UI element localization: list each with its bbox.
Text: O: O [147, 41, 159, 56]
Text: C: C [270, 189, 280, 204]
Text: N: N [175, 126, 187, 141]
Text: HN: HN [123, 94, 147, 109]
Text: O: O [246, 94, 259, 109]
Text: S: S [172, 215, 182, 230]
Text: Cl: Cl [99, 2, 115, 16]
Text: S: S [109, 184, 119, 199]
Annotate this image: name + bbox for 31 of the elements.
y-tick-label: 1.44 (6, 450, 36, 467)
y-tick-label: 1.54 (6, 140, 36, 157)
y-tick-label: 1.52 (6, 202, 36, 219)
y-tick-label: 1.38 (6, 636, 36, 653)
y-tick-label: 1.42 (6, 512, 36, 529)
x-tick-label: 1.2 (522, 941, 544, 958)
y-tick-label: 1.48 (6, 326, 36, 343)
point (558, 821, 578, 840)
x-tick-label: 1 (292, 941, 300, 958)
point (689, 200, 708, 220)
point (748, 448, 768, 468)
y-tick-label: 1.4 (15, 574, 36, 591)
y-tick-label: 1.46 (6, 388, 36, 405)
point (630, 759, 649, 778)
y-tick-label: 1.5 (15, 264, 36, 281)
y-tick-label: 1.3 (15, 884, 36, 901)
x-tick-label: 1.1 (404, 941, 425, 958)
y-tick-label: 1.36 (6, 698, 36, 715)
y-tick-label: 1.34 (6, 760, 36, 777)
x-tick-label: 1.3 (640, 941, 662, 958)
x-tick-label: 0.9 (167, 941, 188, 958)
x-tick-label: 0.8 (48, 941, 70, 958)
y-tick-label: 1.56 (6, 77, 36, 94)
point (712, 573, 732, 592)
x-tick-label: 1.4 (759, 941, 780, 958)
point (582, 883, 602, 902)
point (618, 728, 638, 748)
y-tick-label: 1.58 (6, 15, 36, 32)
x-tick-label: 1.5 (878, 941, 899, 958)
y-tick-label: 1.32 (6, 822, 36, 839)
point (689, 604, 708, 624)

*-*-*

▶ TASK REQUIREMENTS
Reproduce the records word for word, from their first line through the line holding "y-tick-label: 1.54 (6, 140, 36, 157)", including both of those lines.

▶ TASK SOLUTION
UI element localization: list each with its bbox.
Text: O: O [147, 41, 159, 56]
Text: C: C [270, 189, 280, 204]
Text: N: N [175, 126, 187, 141]
Text: HN: HN [123, 94, 147, 109]
Text: O: O [246, 94, 259, 109]
Text: S: S [172, 215, 182, 230]
Text: Cl: Cl [99, 2, 115, 16]
Text: S: S [109, 184, 119, 199]
Annotate this image: name + bbox for 31 of the elements.
y-tick-label: 1.44 (6, 450, 36, 467)
y-tick-label: 1.54 (6, 140, 36, 157)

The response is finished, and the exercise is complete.